▼

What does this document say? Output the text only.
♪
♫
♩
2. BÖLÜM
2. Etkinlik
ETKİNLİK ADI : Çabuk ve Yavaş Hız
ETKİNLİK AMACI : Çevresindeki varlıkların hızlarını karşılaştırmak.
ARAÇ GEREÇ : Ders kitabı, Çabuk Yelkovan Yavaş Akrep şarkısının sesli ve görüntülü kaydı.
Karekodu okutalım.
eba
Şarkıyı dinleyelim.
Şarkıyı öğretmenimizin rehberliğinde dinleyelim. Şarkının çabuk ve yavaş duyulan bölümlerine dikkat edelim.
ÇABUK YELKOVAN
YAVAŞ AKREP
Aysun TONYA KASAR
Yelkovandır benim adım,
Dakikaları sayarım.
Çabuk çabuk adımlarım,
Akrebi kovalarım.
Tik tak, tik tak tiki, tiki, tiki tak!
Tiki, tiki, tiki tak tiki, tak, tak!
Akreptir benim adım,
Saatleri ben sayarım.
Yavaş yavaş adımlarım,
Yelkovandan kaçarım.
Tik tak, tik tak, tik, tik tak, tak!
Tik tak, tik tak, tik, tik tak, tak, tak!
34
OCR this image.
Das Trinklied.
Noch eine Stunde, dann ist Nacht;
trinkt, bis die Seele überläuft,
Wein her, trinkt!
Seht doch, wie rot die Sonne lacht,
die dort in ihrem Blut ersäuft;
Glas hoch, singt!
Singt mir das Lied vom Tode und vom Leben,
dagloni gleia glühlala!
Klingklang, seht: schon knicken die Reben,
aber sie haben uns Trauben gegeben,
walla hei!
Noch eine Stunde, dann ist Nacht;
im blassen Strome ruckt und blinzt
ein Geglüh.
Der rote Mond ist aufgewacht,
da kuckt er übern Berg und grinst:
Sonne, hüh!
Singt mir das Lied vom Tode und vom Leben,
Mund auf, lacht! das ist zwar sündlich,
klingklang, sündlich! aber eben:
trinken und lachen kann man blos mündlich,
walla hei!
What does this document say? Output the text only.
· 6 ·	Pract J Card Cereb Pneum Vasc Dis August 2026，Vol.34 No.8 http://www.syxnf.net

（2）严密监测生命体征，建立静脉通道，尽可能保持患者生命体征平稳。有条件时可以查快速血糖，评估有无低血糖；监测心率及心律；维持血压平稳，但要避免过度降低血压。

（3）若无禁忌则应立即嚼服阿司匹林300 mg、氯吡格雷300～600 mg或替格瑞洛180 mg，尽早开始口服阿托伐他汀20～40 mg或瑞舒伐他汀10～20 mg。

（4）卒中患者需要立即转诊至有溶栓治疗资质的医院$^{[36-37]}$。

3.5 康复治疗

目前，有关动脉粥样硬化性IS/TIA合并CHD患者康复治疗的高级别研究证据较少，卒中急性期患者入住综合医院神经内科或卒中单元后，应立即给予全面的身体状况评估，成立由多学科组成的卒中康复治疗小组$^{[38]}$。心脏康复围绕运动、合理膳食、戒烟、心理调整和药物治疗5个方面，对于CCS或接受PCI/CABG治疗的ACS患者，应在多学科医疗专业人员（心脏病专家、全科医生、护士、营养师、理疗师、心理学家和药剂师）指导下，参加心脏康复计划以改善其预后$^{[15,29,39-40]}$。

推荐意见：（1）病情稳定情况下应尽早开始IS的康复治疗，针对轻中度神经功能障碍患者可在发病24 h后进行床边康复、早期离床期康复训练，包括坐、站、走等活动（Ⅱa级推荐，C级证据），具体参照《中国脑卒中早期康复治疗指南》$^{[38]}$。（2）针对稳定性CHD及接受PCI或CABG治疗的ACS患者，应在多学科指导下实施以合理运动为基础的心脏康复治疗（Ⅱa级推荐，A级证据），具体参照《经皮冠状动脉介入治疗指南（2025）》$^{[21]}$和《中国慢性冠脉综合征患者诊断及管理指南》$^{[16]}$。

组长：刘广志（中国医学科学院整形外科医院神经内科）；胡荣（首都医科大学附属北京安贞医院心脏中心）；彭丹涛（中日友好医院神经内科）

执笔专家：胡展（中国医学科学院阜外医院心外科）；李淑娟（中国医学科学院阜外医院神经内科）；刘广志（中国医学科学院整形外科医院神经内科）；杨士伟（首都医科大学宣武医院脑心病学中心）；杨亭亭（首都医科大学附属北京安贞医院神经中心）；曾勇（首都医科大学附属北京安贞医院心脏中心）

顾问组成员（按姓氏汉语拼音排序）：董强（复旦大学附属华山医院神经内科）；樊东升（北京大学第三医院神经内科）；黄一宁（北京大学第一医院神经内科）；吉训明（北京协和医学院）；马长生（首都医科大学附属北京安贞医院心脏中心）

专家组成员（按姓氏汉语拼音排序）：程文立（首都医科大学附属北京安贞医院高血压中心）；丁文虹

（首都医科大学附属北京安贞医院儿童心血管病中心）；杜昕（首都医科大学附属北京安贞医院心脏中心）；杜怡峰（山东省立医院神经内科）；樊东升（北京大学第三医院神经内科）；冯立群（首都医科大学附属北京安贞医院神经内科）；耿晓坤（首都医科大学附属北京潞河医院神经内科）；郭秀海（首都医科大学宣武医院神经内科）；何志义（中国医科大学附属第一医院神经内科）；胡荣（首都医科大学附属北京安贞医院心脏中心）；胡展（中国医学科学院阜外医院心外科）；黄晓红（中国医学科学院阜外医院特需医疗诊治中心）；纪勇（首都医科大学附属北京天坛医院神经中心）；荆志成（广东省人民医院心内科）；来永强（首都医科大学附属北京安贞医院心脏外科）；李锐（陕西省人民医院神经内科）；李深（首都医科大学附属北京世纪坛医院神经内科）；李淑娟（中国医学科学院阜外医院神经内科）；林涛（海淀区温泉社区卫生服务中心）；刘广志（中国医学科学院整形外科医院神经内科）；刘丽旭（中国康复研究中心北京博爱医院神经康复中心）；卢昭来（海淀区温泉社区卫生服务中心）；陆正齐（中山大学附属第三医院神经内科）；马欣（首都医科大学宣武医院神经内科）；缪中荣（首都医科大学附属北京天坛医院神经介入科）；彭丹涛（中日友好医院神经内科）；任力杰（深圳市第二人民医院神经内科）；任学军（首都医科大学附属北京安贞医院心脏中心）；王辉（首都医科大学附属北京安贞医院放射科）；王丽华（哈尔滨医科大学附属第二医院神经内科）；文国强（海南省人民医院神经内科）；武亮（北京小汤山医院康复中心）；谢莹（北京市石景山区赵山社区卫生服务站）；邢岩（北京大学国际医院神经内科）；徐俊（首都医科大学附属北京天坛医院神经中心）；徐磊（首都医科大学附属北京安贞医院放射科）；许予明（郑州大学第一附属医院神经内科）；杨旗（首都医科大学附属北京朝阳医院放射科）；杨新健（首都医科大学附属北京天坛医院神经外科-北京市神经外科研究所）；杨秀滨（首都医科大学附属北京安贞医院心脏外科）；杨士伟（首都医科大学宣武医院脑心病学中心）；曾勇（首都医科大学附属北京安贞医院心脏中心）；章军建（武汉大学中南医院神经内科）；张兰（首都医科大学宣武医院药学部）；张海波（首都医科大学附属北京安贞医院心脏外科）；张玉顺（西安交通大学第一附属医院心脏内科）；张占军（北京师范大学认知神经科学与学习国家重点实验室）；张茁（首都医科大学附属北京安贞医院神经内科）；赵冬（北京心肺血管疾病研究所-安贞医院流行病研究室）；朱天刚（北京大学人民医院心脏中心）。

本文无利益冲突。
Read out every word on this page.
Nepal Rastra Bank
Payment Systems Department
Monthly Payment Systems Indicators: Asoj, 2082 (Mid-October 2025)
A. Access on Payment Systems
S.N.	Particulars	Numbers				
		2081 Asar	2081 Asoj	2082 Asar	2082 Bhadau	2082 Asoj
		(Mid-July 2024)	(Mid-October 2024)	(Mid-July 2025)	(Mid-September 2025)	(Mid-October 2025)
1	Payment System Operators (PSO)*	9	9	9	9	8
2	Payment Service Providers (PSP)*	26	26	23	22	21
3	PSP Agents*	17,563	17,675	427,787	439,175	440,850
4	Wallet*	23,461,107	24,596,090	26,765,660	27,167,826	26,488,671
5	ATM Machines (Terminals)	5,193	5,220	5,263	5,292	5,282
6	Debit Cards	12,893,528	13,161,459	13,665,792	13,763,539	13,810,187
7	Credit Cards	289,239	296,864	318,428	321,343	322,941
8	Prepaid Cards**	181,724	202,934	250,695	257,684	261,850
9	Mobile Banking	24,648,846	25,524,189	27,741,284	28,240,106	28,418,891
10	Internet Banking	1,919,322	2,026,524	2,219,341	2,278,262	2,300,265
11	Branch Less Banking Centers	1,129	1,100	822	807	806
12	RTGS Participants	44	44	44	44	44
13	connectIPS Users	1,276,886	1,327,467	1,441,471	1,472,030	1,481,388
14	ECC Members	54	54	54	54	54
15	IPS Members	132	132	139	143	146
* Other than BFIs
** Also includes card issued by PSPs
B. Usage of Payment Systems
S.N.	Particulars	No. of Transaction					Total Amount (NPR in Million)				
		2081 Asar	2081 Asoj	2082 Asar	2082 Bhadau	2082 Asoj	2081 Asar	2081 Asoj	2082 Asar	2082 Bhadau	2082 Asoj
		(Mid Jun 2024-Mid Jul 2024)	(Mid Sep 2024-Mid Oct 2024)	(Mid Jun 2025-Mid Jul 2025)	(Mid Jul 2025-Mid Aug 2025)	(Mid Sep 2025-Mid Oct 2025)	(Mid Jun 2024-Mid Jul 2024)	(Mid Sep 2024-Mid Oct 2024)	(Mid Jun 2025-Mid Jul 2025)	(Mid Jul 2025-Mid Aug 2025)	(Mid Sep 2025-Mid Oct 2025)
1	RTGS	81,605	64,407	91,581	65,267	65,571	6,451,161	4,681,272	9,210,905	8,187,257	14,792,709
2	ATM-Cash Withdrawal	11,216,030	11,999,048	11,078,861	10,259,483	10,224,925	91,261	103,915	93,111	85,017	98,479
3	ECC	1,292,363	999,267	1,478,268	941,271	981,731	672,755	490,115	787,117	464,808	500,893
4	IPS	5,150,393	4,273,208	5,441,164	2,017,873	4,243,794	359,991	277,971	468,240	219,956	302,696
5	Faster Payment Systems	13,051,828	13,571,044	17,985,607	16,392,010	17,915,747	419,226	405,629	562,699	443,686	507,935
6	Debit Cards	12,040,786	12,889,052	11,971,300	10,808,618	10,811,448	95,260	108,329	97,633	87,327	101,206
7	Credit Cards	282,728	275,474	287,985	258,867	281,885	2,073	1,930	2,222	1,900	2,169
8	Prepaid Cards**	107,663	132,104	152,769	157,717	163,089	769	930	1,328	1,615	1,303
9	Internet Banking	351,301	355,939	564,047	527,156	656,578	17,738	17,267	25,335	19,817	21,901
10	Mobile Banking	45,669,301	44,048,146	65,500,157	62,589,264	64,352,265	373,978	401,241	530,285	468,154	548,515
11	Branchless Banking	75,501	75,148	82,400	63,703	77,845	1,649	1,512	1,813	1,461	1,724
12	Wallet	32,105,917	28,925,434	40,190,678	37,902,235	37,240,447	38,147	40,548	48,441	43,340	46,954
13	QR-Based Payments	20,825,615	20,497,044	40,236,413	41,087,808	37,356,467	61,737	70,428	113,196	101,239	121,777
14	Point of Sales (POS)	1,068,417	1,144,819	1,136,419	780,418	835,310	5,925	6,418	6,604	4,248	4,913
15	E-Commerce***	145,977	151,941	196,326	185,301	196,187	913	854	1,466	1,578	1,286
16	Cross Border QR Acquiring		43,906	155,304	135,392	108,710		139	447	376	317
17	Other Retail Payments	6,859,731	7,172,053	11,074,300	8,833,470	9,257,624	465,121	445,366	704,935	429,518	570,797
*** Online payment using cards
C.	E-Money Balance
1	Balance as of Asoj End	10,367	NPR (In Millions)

▲

Report back each line of the entries that holds the string "按姓氏汉语拼音排序".

EXERCISE RESPONSE
顾问组成员（按姓氏汉语拼音排序）：董强（复旦大学附属华山医院神经内科）；樊东升（北京大学第三医院神经内科）；黄一宁（北京大学第一医院神经内科）；吉训明（北京协和医学院）；马长生（首都医科大学附属北京安贞医院心脏中心）
专家组成员（按姓氏汉语拼音排序）：程文立（首都医科大学附属北京安贞医院高血压中心）；丁文虹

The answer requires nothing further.